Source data
— Begin —
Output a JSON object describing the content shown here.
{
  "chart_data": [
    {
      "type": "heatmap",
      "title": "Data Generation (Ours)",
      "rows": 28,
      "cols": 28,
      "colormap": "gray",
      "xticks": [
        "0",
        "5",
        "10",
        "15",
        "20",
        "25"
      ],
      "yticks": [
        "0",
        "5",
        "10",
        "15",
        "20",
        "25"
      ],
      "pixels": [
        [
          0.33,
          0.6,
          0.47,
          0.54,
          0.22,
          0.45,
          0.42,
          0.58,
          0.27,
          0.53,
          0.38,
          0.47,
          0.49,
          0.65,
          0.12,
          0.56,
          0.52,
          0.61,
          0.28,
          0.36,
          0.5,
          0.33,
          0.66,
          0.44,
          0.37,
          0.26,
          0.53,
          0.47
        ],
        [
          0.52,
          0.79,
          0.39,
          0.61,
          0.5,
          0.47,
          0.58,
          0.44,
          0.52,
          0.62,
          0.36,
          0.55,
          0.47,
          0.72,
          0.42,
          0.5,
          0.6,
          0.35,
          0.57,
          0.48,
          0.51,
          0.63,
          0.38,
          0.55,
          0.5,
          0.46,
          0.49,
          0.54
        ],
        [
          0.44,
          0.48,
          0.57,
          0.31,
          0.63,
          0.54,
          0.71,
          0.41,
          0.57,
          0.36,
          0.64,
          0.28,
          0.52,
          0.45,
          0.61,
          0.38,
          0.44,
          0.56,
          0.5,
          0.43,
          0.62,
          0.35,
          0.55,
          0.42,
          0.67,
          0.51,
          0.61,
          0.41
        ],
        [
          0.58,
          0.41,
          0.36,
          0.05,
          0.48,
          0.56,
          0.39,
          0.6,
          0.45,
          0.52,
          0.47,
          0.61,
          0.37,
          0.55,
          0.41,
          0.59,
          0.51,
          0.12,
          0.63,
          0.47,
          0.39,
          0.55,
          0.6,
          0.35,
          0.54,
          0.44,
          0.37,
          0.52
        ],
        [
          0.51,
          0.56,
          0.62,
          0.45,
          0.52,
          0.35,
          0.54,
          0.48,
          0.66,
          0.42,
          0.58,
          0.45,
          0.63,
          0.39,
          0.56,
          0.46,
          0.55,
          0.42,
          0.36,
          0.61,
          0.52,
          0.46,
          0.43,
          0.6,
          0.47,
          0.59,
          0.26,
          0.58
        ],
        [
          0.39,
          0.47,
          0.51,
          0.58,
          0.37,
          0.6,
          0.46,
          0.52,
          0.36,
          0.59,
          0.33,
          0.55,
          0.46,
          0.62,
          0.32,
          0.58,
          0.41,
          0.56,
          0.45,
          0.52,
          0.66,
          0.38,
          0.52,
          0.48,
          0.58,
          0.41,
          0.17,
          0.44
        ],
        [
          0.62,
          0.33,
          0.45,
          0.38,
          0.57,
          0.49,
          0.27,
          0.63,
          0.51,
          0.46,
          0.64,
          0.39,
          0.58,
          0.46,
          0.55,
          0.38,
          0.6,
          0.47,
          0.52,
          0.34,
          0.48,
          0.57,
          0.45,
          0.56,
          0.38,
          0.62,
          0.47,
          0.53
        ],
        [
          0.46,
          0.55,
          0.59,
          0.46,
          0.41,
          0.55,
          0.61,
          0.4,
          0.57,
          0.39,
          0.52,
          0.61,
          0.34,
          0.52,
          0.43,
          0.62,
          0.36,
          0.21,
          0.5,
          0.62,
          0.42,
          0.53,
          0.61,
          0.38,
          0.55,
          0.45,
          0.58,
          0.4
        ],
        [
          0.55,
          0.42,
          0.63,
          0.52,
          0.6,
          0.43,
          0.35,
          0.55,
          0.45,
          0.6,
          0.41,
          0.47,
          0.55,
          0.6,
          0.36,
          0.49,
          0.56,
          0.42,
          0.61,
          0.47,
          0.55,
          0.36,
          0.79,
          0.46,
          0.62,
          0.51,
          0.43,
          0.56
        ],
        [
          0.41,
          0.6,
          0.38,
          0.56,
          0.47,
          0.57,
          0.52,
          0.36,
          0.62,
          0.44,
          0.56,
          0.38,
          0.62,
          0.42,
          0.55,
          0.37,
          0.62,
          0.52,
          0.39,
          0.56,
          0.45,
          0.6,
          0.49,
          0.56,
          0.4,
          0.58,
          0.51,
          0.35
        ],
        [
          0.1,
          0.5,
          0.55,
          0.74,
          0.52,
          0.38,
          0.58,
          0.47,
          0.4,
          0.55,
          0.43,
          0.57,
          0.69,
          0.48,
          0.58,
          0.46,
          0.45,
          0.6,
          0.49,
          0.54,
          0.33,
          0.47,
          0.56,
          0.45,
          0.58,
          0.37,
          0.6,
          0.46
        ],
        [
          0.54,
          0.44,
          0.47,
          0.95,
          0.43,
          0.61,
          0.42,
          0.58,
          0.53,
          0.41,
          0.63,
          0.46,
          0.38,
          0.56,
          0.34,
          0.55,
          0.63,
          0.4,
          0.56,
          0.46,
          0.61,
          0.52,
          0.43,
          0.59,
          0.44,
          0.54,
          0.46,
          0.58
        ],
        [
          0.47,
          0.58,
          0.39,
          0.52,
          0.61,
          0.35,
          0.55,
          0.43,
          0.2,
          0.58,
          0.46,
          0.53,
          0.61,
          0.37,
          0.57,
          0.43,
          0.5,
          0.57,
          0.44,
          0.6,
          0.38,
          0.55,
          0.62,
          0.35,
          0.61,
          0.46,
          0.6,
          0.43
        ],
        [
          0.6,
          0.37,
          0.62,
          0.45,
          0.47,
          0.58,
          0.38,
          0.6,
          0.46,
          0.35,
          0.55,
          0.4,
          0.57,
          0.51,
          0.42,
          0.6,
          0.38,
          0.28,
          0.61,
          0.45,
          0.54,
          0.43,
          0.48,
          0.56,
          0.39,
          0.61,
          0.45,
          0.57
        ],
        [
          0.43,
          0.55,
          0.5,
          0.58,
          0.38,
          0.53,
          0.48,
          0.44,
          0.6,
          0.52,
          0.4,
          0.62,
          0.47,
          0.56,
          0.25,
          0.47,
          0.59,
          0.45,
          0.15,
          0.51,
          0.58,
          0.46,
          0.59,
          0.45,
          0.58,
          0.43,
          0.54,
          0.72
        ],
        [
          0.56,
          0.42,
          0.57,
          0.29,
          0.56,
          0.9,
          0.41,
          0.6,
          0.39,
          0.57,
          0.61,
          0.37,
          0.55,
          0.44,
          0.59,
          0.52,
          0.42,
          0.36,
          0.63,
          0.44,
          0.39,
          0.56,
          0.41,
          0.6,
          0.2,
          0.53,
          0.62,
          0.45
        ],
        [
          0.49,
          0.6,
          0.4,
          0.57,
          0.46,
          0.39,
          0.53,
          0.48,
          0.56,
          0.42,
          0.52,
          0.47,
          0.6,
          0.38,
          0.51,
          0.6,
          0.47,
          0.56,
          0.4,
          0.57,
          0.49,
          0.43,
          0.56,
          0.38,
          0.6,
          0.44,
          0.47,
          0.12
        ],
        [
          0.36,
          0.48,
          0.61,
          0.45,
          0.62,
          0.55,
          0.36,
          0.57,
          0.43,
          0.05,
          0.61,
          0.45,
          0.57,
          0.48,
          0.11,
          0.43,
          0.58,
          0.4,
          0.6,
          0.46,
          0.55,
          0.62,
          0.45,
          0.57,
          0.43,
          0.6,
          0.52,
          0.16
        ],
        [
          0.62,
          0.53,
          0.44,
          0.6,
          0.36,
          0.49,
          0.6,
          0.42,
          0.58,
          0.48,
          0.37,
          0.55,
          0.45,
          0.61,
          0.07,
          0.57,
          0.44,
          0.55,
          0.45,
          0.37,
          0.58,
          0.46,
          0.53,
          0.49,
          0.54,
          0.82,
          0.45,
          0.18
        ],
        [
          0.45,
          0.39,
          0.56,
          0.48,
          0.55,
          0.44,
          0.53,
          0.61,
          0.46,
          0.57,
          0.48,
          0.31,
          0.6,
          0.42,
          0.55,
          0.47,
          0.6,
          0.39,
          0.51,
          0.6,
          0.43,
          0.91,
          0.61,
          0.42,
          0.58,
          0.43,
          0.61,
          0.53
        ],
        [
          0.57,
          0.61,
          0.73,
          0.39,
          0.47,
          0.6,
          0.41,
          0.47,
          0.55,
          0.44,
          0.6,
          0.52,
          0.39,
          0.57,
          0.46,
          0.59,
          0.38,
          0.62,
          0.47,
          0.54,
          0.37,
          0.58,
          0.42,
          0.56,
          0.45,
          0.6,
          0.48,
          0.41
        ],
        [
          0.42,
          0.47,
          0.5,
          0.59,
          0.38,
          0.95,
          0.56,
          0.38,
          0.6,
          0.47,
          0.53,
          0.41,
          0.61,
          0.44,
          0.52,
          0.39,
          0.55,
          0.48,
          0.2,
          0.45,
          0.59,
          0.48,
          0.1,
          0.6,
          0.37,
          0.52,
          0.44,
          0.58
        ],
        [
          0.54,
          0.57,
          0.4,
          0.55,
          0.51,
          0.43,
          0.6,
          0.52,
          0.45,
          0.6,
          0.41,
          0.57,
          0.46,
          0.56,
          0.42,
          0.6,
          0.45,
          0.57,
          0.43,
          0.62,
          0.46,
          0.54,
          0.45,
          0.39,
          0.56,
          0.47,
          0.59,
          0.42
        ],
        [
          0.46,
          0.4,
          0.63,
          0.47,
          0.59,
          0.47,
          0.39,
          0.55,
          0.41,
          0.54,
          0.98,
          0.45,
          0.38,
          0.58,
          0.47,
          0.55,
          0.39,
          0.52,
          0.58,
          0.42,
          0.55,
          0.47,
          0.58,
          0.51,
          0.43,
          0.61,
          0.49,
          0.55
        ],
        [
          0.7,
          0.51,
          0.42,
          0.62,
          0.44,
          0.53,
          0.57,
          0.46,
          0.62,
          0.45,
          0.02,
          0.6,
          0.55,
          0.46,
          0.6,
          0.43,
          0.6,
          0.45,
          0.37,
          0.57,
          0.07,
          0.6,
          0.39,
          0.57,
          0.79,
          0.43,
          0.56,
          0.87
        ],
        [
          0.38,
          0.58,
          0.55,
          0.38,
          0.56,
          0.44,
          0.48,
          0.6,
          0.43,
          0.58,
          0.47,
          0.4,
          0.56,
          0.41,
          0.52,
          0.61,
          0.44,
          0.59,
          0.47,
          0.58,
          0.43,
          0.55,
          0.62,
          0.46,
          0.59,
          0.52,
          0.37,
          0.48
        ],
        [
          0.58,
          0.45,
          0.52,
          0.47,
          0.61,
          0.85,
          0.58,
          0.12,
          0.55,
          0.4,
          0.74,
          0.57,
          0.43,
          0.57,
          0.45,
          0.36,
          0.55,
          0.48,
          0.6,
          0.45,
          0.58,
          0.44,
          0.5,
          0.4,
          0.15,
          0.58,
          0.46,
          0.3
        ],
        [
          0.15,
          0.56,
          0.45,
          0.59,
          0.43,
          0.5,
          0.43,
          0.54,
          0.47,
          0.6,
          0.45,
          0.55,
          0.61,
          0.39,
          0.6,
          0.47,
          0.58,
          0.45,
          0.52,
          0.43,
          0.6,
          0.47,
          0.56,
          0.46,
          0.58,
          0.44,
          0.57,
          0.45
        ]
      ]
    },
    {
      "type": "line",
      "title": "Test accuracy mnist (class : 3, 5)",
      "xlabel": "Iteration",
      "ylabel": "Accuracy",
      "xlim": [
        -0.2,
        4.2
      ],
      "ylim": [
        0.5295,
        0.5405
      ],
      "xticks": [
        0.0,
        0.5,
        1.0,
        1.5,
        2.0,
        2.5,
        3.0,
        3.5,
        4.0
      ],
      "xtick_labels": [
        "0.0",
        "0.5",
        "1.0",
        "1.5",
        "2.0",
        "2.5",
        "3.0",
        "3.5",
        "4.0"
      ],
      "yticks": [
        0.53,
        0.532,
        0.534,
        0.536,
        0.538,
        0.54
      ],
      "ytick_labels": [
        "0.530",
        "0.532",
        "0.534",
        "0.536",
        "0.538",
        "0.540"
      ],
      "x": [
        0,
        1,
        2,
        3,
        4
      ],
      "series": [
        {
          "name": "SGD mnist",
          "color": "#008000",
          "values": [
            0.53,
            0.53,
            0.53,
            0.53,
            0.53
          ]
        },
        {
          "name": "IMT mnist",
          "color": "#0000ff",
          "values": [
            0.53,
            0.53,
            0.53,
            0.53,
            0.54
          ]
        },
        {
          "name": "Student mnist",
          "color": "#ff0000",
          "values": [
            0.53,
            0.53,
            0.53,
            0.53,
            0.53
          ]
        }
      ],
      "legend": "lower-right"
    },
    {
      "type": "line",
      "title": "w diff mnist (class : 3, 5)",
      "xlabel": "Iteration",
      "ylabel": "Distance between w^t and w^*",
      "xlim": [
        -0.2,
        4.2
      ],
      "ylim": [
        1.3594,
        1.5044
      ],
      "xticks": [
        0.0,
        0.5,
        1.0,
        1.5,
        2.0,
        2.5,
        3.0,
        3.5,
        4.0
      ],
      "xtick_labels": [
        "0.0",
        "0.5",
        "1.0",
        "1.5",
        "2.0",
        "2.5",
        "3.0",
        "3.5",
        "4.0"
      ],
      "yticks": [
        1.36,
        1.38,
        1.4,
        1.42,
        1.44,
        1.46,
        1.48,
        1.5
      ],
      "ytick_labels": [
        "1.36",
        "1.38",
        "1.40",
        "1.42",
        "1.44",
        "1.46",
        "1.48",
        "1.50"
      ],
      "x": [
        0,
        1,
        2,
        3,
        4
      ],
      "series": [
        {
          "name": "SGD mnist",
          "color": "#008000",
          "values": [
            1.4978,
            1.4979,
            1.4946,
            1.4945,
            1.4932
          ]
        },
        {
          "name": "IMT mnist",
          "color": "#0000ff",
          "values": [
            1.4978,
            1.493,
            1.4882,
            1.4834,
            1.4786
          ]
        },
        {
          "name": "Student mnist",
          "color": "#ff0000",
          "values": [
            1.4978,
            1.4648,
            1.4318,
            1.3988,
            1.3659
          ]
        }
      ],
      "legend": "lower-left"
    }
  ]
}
— End —
■ Prompt
Check each line of the entries for the string "ylabel". Copy the lines that have it.

■ Solution to this exercise
      "ylabel": "Accuracy",
      "ylabel": "Distance between w^t and w^*",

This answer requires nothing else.